Direction:
Leave out the pictures, then reproduce the rest of the material exactly.
━━ Listed records
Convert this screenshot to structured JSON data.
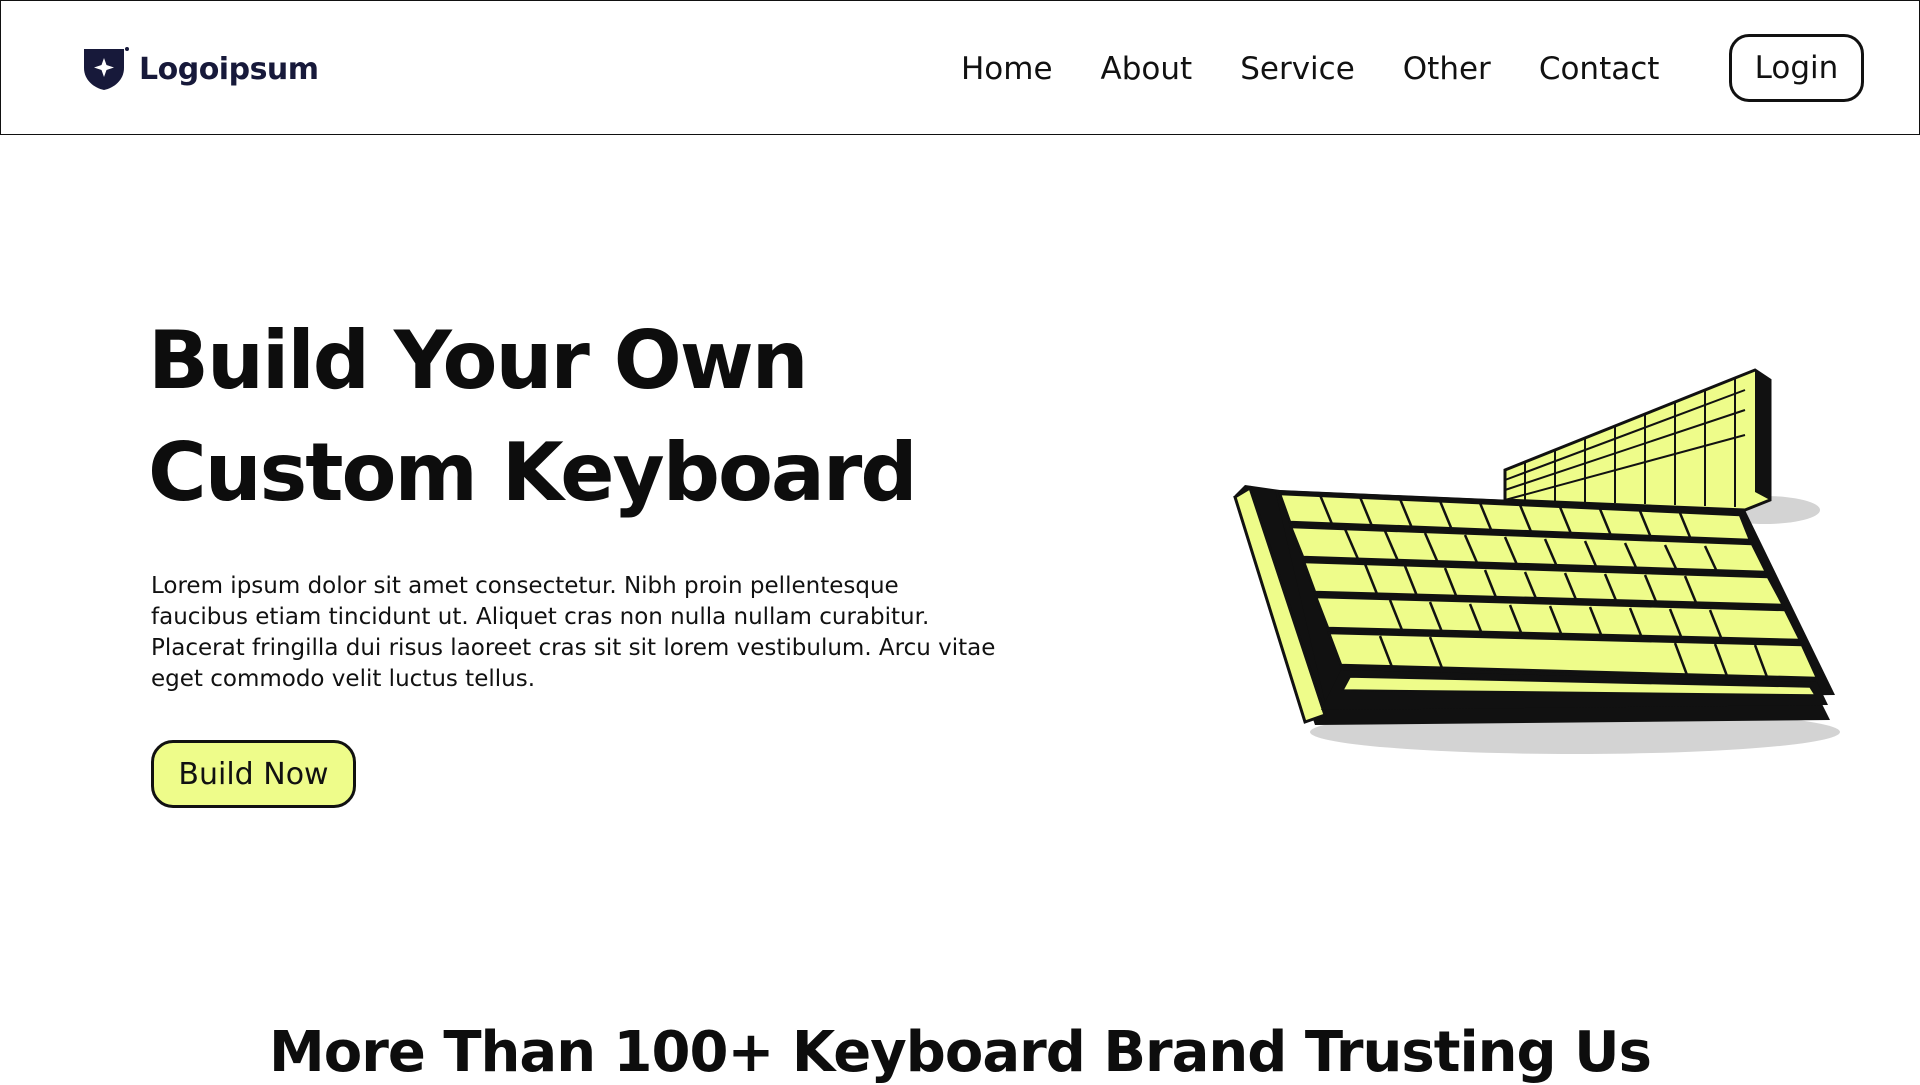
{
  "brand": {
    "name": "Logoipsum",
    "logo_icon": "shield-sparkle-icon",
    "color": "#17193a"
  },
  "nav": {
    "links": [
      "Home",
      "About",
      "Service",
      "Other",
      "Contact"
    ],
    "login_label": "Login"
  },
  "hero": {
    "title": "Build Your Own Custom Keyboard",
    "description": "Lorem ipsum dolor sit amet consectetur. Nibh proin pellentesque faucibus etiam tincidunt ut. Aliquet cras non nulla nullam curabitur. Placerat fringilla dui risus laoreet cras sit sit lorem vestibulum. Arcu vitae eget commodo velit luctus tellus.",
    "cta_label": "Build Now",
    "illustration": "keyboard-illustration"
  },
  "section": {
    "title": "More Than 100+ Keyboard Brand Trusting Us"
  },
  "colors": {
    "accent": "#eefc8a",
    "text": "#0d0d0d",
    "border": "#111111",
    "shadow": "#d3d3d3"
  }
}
━━━━
Answer to the task:
Convert this screenshot to structured JSON data.
{
  "brand": {
    "name": "Logoipsum",
    "logo_icon": "shield-sparkle-icon",
    "color": "#17193a"
  },
  "nav": {
    "links": [
      "Home",
      "About",
      "Service",
      "Other",
      "Contact"
    ],
    "login_label": "Login"
  },
  "hero": {
    "title": "Build Your Own Custom Keyboard",
    "description": "Lorem ipsum dolor sit amet consectetur. Nibh proin pellentesque faucibus etiam tincidunt ut. Aliquet cras non nulla nullam curabitur. Placerat fringilla dui risus laoreet cras sit sit lorem vestibulum. Arcu vitae eget commodo velit luctus tellus.",
    "cta_label": "Build Now",
    "illustration": "keyboard-illustration"
  },
  "section": {
    "title": "More Than 100+ Keyboard Brand Trusting Us"
  },
  "colors": {
    "accent": "#eefc8a",
    "text": "#0d0d0d",
    "border": "#111111",
    "shadow": "#d3d3d3"
  }
}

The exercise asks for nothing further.